Exercise requirements: Please output the lines shown below exactly as they appear.

Records for processing:
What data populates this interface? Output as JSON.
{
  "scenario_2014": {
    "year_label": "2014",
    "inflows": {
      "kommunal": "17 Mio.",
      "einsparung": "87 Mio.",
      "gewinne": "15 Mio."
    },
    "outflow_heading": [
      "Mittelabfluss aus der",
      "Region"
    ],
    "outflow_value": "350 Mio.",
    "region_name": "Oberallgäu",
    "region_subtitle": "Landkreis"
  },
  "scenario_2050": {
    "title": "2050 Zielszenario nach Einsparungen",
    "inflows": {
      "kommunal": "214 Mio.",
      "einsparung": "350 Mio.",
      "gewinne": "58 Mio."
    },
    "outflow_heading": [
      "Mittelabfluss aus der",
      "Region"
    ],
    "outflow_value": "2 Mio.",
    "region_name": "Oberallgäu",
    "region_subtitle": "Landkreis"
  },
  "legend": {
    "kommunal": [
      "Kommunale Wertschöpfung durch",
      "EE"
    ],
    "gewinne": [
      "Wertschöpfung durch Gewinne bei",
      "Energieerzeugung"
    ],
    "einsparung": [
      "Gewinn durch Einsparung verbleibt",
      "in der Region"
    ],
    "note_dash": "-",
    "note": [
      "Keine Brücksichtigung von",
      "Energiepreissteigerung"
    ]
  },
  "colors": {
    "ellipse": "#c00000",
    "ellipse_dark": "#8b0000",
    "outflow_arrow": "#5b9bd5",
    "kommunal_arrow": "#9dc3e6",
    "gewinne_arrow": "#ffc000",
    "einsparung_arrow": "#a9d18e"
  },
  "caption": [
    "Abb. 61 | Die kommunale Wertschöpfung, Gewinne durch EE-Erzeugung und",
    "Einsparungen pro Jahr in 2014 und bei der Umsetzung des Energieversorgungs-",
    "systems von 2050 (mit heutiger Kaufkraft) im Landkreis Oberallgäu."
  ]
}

Full output:
What data populates this interface? Output as JSON.
{
  "scenario_2014": {
    "year_label": "2014",
    "inflows": {
      "kommunal": "17 Mio.",
      "einsparung": "87 Mio.",
      "gewinne": "15 Mio."
    },
    "outflow_heading": [
      "Mittelabfluss aus der",
      "Region"
    ],
    "outflow_value": "350 Mio.",
    "region_name": "Oberallgäu",
    "region_subtitle": "Landkreis"
  },
  "scenario_2050": {
    "title": "2050 Zielszenario nach Einsparungen",
    "inflows": {
      "kommunal": "214 Mio.",
      "einsparung": "350 Mio.",
      "gewinne": "58 Mio."
    },
    "outflow_heading": [
      "Mittelabfluss aus der",
      "Region"
    ],
    "outflow_value": "2 Mio.",
    "region_name": "Oberallgäu",
    "region_subtitle": "Landkreis"
  },
  "legend": {
    "kommunal": [
      "Kommunale Wertschöpfung durch",
      "EE"
    ],
    "gewinne": [
      "Wertschöpfung durch Gewinne bei",
      "Energieerzeugung"
    ],
    "einsparung": [
      "Gewinn durch Einsparung verbleibt",
      "in der Region"
    ],
    "note_dash": "-",
    "note": [
      "Keine Brücksichtigung von",
      "Energiepreissteigerung"
    ]
  },
  "colors": {
    "ellipse": "#c00000",
    "ellipse_dark": "#8b0000",
    "outflow_arrow": "#5b9bd5",
    "kommunal_arrow": "#9dc3e6",
    "gewinne_arrow": "#ffc000",
    "einsparung_arrow": "#a9d18e"
  },
  "caption": [
    "Abb. 61 | Die kommunale Wertschöpfung, Gewinne durch EE-Erzeugung und",
    "Einsparungen pro Jahr in 2014 und bei der Umsetzung des Energieversorgungs-",
    "systems von 2050 (mit heutiger Kaufkraft) im Landkreis Oberallgäu."
  ]
}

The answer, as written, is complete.